INSTRUCTION: Repeat the entire listing exactly.

EXTRACTED RECORDS:

## begin

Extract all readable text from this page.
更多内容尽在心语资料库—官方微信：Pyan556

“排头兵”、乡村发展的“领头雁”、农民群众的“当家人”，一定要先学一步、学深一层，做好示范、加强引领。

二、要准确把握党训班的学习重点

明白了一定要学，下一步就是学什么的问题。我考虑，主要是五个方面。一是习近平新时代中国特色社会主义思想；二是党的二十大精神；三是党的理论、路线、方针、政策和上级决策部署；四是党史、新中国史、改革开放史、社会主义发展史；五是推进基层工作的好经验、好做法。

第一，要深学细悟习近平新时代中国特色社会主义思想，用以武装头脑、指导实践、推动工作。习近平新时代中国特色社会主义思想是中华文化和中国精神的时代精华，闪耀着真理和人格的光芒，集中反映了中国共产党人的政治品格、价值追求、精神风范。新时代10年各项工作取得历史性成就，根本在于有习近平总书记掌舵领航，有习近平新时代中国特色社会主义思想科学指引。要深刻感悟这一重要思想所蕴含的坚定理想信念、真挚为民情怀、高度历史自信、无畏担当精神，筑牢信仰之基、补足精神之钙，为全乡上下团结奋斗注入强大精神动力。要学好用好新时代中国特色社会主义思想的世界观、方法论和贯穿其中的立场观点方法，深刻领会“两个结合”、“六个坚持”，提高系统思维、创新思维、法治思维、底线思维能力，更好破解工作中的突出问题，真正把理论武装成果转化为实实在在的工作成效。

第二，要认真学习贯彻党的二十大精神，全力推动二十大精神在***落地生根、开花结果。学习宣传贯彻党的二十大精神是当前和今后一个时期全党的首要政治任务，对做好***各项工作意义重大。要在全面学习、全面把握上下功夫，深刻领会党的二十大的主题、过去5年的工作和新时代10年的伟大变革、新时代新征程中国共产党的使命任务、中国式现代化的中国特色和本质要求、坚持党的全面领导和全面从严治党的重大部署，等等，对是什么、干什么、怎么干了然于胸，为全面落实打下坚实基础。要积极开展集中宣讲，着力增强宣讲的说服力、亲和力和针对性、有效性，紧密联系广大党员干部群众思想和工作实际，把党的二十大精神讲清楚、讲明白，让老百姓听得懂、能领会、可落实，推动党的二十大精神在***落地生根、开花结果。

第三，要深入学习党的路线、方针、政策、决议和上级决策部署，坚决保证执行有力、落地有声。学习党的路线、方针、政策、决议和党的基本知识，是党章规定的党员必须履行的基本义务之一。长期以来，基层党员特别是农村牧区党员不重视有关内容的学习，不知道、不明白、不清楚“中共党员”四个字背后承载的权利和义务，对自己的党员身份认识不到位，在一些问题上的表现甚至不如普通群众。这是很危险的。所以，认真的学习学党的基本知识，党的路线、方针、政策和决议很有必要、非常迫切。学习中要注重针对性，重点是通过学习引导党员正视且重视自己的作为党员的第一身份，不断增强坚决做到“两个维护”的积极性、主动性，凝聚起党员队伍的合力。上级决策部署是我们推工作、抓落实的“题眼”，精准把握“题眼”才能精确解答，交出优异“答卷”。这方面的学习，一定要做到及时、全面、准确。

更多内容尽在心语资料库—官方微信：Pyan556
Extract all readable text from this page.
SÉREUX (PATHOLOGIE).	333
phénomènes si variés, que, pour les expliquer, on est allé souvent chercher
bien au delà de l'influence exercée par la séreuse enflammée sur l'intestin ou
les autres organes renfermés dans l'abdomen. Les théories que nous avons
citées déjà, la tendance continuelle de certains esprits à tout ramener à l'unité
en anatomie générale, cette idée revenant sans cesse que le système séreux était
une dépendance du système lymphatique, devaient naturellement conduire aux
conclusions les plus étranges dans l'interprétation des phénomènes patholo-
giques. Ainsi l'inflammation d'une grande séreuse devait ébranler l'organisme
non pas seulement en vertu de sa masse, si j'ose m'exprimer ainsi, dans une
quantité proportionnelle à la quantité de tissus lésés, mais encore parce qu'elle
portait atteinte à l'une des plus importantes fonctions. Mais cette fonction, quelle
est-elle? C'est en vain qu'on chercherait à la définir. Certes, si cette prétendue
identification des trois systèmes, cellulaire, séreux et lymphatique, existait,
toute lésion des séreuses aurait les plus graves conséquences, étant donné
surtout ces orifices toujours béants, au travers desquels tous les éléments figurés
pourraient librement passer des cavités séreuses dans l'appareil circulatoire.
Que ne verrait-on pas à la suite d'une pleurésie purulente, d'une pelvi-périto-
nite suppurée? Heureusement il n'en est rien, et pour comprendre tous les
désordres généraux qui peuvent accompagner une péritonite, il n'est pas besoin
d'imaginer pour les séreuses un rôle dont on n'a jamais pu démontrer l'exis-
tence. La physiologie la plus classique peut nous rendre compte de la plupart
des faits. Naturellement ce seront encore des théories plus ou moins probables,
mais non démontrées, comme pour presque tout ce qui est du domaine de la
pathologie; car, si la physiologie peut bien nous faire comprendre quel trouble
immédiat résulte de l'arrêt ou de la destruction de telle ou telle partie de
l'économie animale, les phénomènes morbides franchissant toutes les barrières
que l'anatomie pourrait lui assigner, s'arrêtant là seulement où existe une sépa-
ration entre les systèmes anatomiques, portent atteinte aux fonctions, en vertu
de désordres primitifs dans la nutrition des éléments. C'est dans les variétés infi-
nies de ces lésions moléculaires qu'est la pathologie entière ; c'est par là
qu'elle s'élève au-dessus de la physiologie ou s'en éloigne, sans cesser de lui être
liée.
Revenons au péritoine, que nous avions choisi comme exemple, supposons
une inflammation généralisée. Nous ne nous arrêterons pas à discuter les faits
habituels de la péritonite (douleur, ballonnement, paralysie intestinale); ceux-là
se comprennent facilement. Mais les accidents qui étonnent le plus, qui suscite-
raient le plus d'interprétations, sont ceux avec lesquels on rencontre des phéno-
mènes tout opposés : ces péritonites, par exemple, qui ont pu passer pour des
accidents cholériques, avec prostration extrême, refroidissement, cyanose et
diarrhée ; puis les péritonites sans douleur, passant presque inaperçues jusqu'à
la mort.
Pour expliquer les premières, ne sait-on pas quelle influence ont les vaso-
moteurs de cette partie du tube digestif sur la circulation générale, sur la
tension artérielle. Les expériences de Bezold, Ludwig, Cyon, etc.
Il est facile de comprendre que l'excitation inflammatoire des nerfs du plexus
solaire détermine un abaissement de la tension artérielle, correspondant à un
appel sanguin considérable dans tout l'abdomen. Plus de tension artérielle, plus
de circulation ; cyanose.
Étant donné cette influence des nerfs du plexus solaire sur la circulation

## end

TASK SOLUTION:
Extract all readable text from this page.
更多内容尽在心语资料库—官方微信：Pyan556

“排头兵”、乡村发展的“领头雁”、农民群众的“当家人”，一定要先学一步、学深一层，做好示范、加强引领。

二、要准确把握党训班的学习重点

明白了一定要学，下一步就是学什么的问题。我考虑，主要是五个方面。一是习近平新时代中国特色社会主义思想；二是党的二十大精神；三是党的理论、路线、方针、政策和上级决策部署；四是党史、新中国史、改革开放史、社会主义发展史；五是推进基层工作的好经验、好做法。

第一，要深学细悟习近平新时代中国特色社会主义思想，用以武装头脑、指导实践、推动工作。习近平新时代中国特色社会主义思想是中华文化和中国精神的时代精华，闪耀着真理和人格的光芒，集中反映了中国共产党人的政治品格、价值追求、精神风范。新时代10年各项工作取得历史性成就，根本在于有习近平总书记掌舵领航，有习近平新时代中国特色社会主义思想科学指引。要深刻感悟这一重要思想所蕴含的坚定理想信念、真挚为民情怀、高度历史自信、无畏担当精神，筑牢信仰之基、补足精神之钙，为全乡上下团结奋斗注入强大精神动力。要学好用好新时代中国特色社会主义思想的世界观、方法论和贯穿其中的立场观点方法，深刻领会“两个结合”、“六个坚持”，提高系统思维、创新思维、法治思维、底线思维能力，更好破解工作中的突出问题，真正把理论武装成果转化为实实在在的工作成效。

第二，要认真学习贯彻党的二十大精神，全力推动二十大精神在***落地生根、开花结果。学习宣传贯彻党的二十大精神是当前和今后一个时期全党的首要政治任务，对做好***各项工作意义重大。要在全面学习、全面把握上下功夫，深刻领会党的二十大的主题、过去5年的工作和新时代10年的伟大变革、新时代新征程中国共产党的使命任务、中国式现代化的中国特色和本质要求、坚持党的全面领导和全面从严治党的重大部署，等等，对是什么、干什么、怎么干了然于胸，为全面落实打下坚实基础。要积极开展集中宣讲，着力增强宣讲的说服力、亲和力和针对性、有效性，紧密联系广大党员干部群众思想和工作实际，把党的二十大精神讲清楚、讲明白，让老百姓听得懂、能领会、可落实，推动党的二十大精神在***落地生根、开花结果。

第三，要深入学习党的路线、方针、政策、决议和上级决策部署，坚决保证执行有力、落地有声。学习党的路线、方针、政策、决议和党的基本知识，是党章规定的党员必须履行的基本义务之一。长期以来，基层党员特别是农村牧区党员不重视有关内容的学习，不知道、不明白、不清楚“中共党员”四个字背后承载的权利和义务，对自己的党员身份认识不到位，在一些问题上的表现甚至不如普通群众。这是很危险的。所以，认真的学习学党的基本知识，党的路线、方针、政策和决议很有必要、非常迫切。学习中要注重针对性，重点是通过学习引导党员正视且重视自己的作为党员的第一身份，不断增强坚决做到“两个维护”的积极性、主动性，凝聚起党员队伍的合力。上级决策部署是我们推工作、抓落实的“题眼”，精准把握“题眼”才能精确解答，交出优异“答卷”。这方面的学习，一定要做到及时、全面、准确。

更多内容尽在心语资料库—官方微信：Pyan556
Extract all readable text from this page.
SÉREUX (PATHOLOGIE).	333
phénomènes si variés, que, pour les expliquer, on est allé souvent chercher
bien au delà de l'influence exercée par la séreuse enflammée sur l'intestin ou
les autres organes renfermés dans l'abdomen. Les théories que nous avons
citées déjà, la tendance continuelle de certains esprits à tout ramener à l'unité
en anatomie générale, cette idée revenant sans cesse que le système séreux était
une dépendance du système lymphatique, devaient naturellement conduire aux
conclusions les plus étranges dans l'interprétation des phénomènes patholo-
giques. Ainsi l'inflammation d'une grande séreuse devait ébranler l'organisme
non pas seulement en vertu de sa masse, si j'ose m'exprimer ainsi, dans une
quantité proportionnelle à la quantité de tissus lésés, mais encore parce qu'elle
portait atteinte à l'une des plus importantes fonctions. Mais cette fonction, quelle
est-elle? C'est en vain qu'on chercherait à la définir. Certes, si cette prétendue
identification des trois systèmes, cellulaire, séreux et lymphatique, existait,
toute lésion des séreuses aurait les plus graves conséquences, étant donné
surtout ces orifices toujours béants, au travers desquels tous les éléments figurés
pourraient librement passer des cavités séreuses dans l'appareil circulatoire.
Que ne verrait-on pas à la suite d'une pleurésie purulente, d'une pelvi-périto-
nite suppurée? Heureusement il n'en est rien, et pour comprendre tous les
désordres généraux qui peuvent accompagner une péritonite, il n'est pas besoin
d'imaginer pour les séreuses un rôle dont on n'a jamais pu démontrer l'exis-
tence. La physiologie la plus classique peut nous rendre compte de la plupart
des faits. Naturellement ce seront encore des théories plus ou moins probables,
mais non démontrées, comme pour presque tout ce qui est du domaine de la
pathologie; car, si la physiologie peut bien nous faire comprendre quel trouble
immédiat résulte de l'arrêt ou de la destruction de telle ou telle partie de
l'économie animale, les phénomènes morbides franchissant toutes les barrières
que l'anatomie pourrait lui assigner, s'arrêtant là seulement où existe une sépa-
ration entre les systèmes anatomiques, portent atteinte aux fonctions, en vertu
de désordres primitifs dans la nutrition des éléments. C'est dans les variétés infi-
nies de ces lésions moléculaires qu'est la pathologie entière ; c'est par là
qu'elle s'élève au-dessus de la physiologie ou s'en éloigne, sans cesser de lui être
liée.
Revenons au péritoine, que nous avions choisi comme exemple, supposons
une inflammation généralisée. Nous ne nous arrêterons pas à discuter les faits
habituels de la péritonite (douleur, ballonnement, paralysie intestinale); ceux-là
se comprennent facilement. Mais les accidents qui étonnent le plus, qui suscite-
raient le plus d'interprétations, sont ceux avec lesquels on rencontre des phéno-
mènes tout opposés : ces péritonites, par exemple, qui ont pu passer pour des
accidents cholériques, avec prostration extrême, refroidissement, cyanose et
diarrhée ; puis les péritonites sans douleur, passant presque inaperçues jusqu'à
la mort.
Pour expliquer les premières, ne sait-on pas quelle influence ont les vaso-
moteurs de cette partie du tube digestif sur la circulation générale, sur la
tension artérielle. Les expériences de Bezold, Ludwig, Cyon, etc.
Il est facile de comprendre que l'excitation inflammatoire des nerfs du plexus
solaire détermine un abaissement de la tension artérielle, correspondant à un
appel sanguin considérable dans tout l'abdomen. Plus de tension artérielle, plus
de circulation ; cyanose.
Étant donné cette influence des nerfs du plexus solaire sur la circulation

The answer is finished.